§ **TASK DESCRIPTION**: Leaving out the pictures, output the lines from the one that contains "Transcribe the text in this document." through the end of the material, exactly as they stand.

§ **GIVEN INFORMATION**:
········
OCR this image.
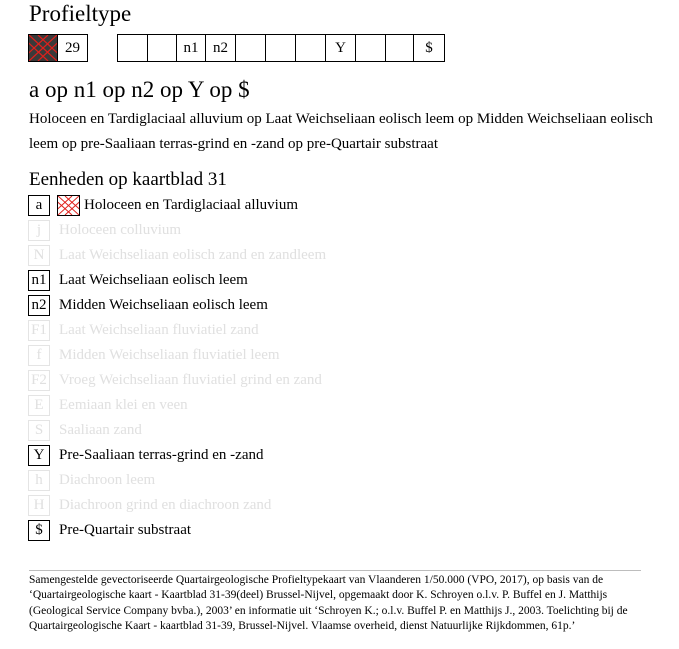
Profieltype
29	n1 n2	Y	$
a op n1 op n2 op Y op $
Holoceen en Tardiglaciaal alluvium op Laat Weichseliaan eolisch leem op Midden Weichseliaan eolisch leem op pre-Saaliaan terras-grind en -zand op pre-Quartair substraat
Eenheden op kaartblad 31
a	Holoceen en Tardiglaciaal alluvium
j	Holoceen colluvium
N Laat Weichseliaan eolisch zand en zandleem
n1 Laat Weichseliaan eolisch leem
n2 Midden Weichseliaan eolisch leem
F1 Laat Weichseliaan fluviatiel zand
f	Midden Weichseliaan fluviatiel leem
F2 Vroeg Weichseliaan fluviatiel grind en zand
E	Eemiaan klei en veen
S	Saaliaan zand
Y Pre-Saaliaan terras-grind en -zand
h	Diachroon leem
H Diachroon grind en diachroon zand
$	Pre-Quartair substraat
Samengestelde gevectoriseerde Quartairgeologische Profieltypekaart van Vlaanderen 1/50.000 (VPO, 2017), op basis van de ‘Quartairgeologische kaart - Kaartblad 31-39(deel) Brussel-Nijvel, opgemaakt door K. Schroyen o.l.v. P. Buffel en J. Matthijs (Geological Service Company bvba.), 2003’ en informatie uit ‘Schroyen K.; o.l.v. Buffel P. en Matthijs J., 2003. Toelichting bij de Quartairgeologische Kaart - kaartblad 31-39, Brussel-Nijvel. Vlaamse overheid, dienst Natuurlijke Rijkdommen, 61p.’
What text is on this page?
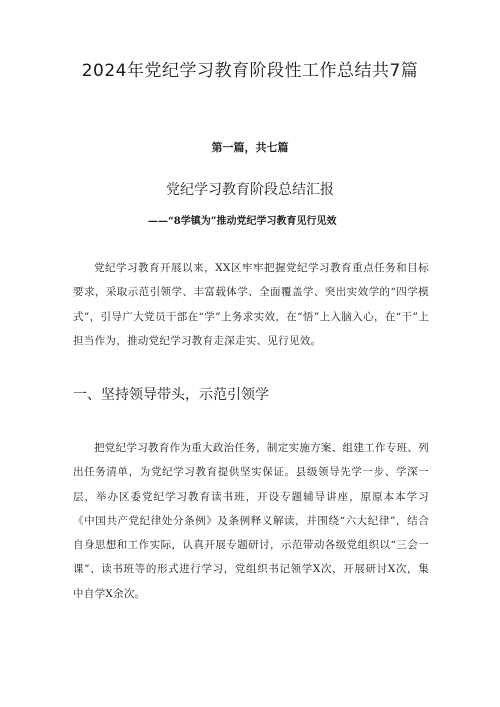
2024年党纪学习教育阶段性工作总结共7篇

第一篇，共七篇

党纪学习教育阶段总结汇报

——“8学镇为”推动党纪学习教育见行见效

党纪学习教育开展以来，XX区牢牢把握党纪学习教育重点任务和目标要求，采取示范引领学、丰富载体学、全面覆盖学、突出实效学的“四学模式”，引导广大党员干部在“学”上务求实效，在“悟”上入脑入心，在“干”上担当作为，推动党纪学习教育走深走实、见行见效。

一、坚持领导带头，示范引领学

把党纪学习教育作为重大政治任务，制定实施方案、组建工作专班、列出任务清单，为党纪学习教育提供坚实保证。县级领导先学一步、学深一层，举办区委党纪学习教育读书班，开设专题辅导讲座，原原本本学习《中国共产党纪律处分条例》及条例释义解读，并围绕“六大纪律”，结合自身思想和工作实际，认真开展专题研讨，示范带动各级党组织以“三会一课”、读书班等的形式进行学习，党组织书记领学X次，开展研讨X次，集中自学X余次。
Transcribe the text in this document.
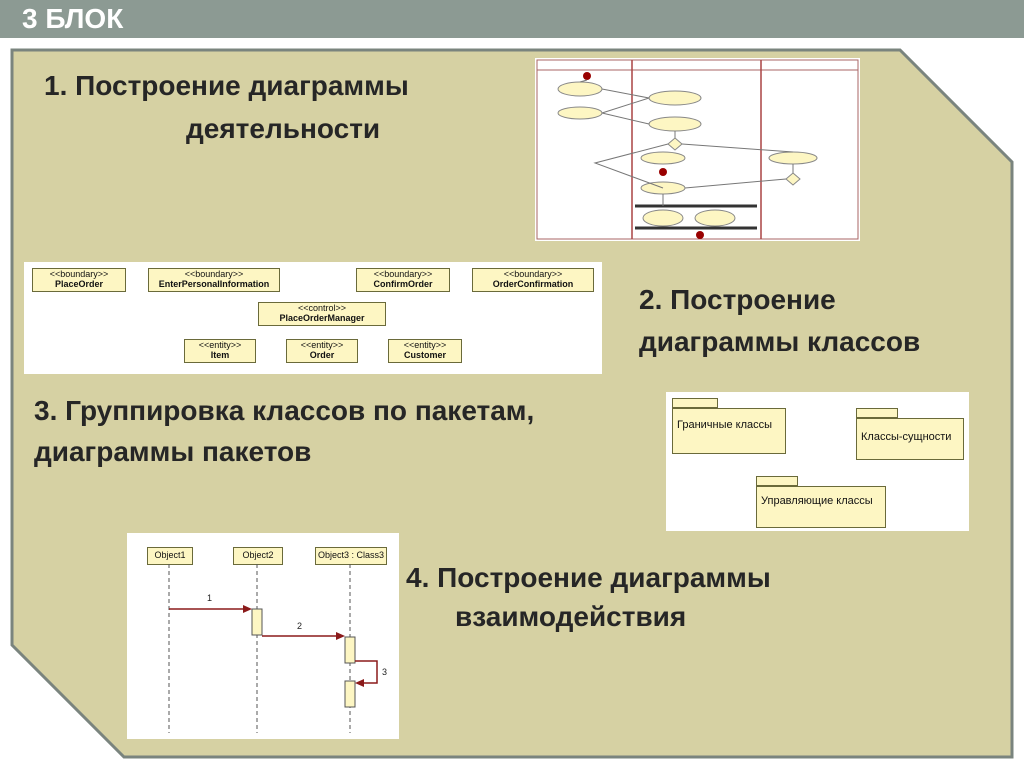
3 БЛОК
1. Построение диаграммы
деятельности
<<boundary>>
PlaceOrder
<<boundary>>
EnterPersonalInformation
<<boundary>>
ConfirmOrder
<<boundary>>
OrderConfirmation
<<control>>
PlaceOrderManager
<<entity>>
Item
<<entity>>
Order
<<entity>>
Customer
2. Построение
диаграммы классов
3. Группировка классов по пакетам,
диаграммы пакетов
Граничные классы
Классы-сущности
Управляющие классы
Object1	Object2	Object3 : Class3
1
2
3
4. Построение диаграммы
взаимодействия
········
§ **CORRECT RESPONSE**:
Transcribe the text in this document.
3 БЛОК
1. Построение диаграммы
деятельности
<<boundary>>
PlaceOrder
<<boundary>>
EnterPersonalInformation
<<boundary>>
ConfirmOrder
<<boundary>>
OrderConfirmation
<<control>>
PlaceOrderManager
<<entity>>
Item
<<entity>>
Order
<<entity>>
Customer
2. Построение
диаграммы классов
3. Группировка классов по пакетам,
диаграммы пакетов
Граничные классы
Классы-сущности
Управляющие классы
Object1	Object2	Object3 : Class3
1
2
3
4. Построение диаграммы
взаимодействия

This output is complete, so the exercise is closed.